— start —

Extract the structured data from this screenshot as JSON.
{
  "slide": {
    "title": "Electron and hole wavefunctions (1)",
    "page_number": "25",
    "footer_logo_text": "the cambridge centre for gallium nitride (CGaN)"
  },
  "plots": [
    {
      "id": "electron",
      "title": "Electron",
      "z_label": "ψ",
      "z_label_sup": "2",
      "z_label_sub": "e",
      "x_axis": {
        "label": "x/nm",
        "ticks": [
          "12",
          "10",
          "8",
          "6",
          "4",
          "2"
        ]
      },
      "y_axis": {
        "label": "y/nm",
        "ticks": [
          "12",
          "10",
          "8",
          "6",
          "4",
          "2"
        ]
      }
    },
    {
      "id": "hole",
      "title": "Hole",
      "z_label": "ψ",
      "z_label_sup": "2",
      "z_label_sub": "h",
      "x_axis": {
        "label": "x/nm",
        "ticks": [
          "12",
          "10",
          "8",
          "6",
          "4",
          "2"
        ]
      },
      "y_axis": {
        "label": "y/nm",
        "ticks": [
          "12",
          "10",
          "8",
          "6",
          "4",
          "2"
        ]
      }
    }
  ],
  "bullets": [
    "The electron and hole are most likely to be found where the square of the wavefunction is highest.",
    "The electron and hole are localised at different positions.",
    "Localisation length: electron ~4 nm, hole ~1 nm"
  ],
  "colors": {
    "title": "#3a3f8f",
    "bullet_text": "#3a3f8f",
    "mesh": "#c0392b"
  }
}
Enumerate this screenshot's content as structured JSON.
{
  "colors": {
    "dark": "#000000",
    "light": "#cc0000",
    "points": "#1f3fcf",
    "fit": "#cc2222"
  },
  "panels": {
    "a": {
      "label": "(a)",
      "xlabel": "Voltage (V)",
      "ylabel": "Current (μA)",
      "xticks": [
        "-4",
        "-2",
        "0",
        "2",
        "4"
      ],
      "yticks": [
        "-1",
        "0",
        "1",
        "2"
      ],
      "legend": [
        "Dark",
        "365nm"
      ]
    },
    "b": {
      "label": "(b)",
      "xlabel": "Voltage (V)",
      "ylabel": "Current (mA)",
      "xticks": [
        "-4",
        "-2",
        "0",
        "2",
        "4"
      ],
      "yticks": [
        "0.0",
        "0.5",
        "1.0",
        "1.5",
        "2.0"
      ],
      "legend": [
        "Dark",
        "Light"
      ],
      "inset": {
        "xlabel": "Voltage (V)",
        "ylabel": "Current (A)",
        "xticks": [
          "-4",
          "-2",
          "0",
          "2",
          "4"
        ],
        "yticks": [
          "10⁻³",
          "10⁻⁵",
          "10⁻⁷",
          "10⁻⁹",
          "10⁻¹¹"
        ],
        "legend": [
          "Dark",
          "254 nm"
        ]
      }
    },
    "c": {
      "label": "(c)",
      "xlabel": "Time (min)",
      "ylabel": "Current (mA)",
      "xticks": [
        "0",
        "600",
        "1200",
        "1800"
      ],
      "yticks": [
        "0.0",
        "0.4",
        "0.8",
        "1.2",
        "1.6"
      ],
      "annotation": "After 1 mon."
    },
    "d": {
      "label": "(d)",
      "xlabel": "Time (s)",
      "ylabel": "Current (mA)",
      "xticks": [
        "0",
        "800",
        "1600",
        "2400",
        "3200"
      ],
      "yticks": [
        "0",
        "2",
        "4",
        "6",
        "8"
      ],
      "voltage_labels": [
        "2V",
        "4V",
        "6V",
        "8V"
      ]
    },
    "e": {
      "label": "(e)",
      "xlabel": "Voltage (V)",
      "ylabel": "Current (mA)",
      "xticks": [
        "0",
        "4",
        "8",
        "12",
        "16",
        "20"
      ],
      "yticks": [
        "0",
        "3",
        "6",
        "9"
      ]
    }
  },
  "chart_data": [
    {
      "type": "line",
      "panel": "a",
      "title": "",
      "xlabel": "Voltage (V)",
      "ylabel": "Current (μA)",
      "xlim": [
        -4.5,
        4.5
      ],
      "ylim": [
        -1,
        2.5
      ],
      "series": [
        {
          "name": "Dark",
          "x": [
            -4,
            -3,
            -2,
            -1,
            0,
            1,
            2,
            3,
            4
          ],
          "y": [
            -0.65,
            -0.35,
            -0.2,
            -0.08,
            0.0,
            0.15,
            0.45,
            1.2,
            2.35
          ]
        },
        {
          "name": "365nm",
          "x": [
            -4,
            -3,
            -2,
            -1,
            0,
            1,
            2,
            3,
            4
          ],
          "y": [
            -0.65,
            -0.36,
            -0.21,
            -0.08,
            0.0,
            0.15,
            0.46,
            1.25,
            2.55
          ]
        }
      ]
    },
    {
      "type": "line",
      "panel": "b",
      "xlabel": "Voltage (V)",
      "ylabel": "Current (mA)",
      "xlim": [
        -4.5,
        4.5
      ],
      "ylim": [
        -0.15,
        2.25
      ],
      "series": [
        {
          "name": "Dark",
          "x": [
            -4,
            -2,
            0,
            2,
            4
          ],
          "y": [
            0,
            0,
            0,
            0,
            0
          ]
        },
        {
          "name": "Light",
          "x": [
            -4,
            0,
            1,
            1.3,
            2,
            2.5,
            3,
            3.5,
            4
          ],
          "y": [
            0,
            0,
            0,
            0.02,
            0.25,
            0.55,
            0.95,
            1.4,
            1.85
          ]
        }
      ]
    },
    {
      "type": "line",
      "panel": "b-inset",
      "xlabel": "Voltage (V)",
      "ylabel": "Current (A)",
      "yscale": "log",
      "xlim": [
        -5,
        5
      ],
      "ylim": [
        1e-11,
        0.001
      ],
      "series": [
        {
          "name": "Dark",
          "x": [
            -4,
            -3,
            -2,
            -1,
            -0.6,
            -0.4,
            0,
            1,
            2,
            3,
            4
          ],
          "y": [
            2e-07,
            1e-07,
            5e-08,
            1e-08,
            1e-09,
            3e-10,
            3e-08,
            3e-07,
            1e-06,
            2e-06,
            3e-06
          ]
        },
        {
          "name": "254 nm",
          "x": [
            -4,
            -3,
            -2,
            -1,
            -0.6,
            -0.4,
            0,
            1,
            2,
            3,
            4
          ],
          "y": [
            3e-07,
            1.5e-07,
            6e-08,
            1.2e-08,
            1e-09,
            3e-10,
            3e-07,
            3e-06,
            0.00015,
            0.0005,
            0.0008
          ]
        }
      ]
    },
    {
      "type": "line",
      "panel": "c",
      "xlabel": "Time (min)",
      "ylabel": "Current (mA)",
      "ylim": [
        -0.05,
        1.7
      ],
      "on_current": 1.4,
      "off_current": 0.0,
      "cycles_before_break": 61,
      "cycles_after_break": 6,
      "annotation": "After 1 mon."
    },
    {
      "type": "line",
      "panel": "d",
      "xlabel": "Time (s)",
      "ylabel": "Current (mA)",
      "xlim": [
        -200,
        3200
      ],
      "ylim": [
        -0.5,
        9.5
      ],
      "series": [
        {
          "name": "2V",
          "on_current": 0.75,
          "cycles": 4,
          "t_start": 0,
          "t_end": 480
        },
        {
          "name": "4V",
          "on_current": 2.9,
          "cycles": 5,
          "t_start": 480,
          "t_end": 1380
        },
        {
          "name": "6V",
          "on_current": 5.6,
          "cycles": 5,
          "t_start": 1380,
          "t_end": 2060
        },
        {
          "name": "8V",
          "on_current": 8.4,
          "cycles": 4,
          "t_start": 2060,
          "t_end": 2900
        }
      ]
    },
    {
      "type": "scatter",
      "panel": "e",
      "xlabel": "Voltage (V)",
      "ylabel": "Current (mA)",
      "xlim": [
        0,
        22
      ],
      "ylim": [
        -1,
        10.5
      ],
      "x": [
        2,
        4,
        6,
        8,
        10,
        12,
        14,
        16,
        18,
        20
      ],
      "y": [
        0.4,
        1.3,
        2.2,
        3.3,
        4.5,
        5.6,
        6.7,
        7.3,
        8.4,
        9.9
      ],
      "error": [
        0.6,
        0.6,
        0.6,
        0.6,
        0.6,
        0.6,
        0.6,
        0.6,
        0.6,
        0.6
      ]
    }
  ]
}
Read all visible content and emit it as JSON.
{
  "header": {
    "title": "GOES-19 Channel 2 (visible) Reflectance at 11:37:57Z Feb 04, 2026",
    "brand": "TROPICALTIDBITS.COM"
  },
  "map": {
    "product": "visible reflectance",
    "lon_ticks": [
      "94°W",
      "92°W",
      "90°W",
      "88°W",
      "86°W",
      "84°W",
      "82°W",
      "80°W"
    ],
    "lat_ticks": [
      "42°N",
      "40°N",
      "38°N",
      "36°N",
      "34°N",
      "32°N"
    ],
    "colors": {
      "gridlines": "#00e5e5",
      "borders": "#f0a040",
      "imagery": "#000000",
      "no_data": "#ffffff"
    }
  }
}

— end —

Directive:
Each line from the one containing "Read all visible content and emit it as JSON." to the final line of the entries above must be returned exactly, and no other line may appear.

Problem solution:
Read all visible content and emit it as JSON.
{
  "header": {
    "title": "GOES-19 Channel 2 (visible) Reflectance at 11:37:57Z Feb 04, 2026",
    "brand": "TROPICALTIDBITS.COM"
  },
  "map": {
    "product": "visible reflectance",
    "lon_ticks": [
      "94°W",
      "92°W",
      "90°W",
      "88°W",
      "86°W",
      "84°W",
      "82°W",
      "80°W"
    ],
    "lat_ticks": [
      "42°N",
      "40°N",
      "38°N",
      "36°N",
      "34°N",
      "32°N"
    ],
    "colors": {
      "gridlines": "#00e5e5",
      "borders": "#f0a040",
      "imagery": "#000000",
      "no_data": "#ffffff"
    }
  }
}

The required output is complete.